→ **WHAT IS NEEDED**
Below is a set of records. Repeat all of them exactly.

Rows from a figure dataset
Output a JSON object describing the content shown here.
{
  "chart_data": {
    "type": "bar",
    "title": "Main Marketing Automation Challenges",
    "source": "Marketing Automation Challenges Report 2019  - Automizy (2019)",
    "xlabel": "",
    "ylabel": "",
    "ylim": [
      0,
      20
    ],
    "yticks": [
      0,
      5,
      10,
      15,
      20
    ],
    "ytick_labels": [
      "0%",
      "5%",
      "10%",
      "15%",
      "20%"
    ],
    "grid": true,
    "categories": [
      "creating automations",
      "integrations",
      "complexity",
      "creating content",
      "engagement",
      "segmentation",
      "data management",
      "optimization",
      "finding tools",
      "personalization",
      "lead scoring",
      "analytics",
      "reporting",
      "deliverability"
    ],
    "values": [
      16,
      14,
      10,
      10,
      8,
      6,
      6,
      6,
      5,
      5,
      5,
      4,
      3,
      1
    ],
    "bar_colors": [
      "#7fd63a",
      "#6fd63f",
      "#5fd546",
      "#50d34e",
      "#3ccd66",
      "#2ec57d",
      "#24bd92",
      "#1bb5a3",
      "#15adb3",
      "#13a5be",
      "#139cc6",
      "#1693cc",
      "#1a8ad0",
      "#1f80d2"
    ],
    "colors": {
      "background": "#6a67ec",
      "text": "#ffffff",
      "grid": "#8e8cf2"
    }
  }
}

→ **SOLUTION TO THE PROBLEM**
Output a JSON object describing the content shown here.
{
  "chart_data": {
    "type": "bar",
    "title": "Main Marketing Automation Challenges",
    "source": "Marketing Automation Challenges Report 2019  - Automizy (2019)",
    "xlabel": "",
    "ylabel": "",
    "ylim": [
      0,
      20
    ],
    "yticks": [
      0,
      5,
      10,
      15,
      20
    ],
    "ytick_labels": [
      "0%",
      "5%",
      "10%",
      "15%",
      "20%"
    ],
    "grid": true,
    "categories": [
      "creating automations",
      "integrations",
      "complexity",
      "creating content",
      "engagement",
      "segmentation",
      "data management",
      "optimization",
      "finding tools",
      "personalization",
      "lead scoring",
      "analytics",
      "reporting",
      "deliverability"
    ],
    "values": [
      16,
      14,
      10,
      10,
      8,
      6,
      6,
      6,
      5,
      5,
      5,
      4,
      3,
      1
    ],
    "bar_colors": [
      "#7fd63a",
      "#6fd63f",
      "#5fd546",
      "#50d34e",
      "#3ccd66",
      "#2ec57d",
      "#24bd92",
      "#1bb5a3",
      "#15adb3",
      "#13a5be",
      "#139cc6",
      "#1693cc",
      "#1a8ad0",
      "#1f80d2"
    ],
    "colors": {
      "background": "#6a67ec",
      "text": "#ffffff",
      "grid": "#8e8cf2"
    }
  }
}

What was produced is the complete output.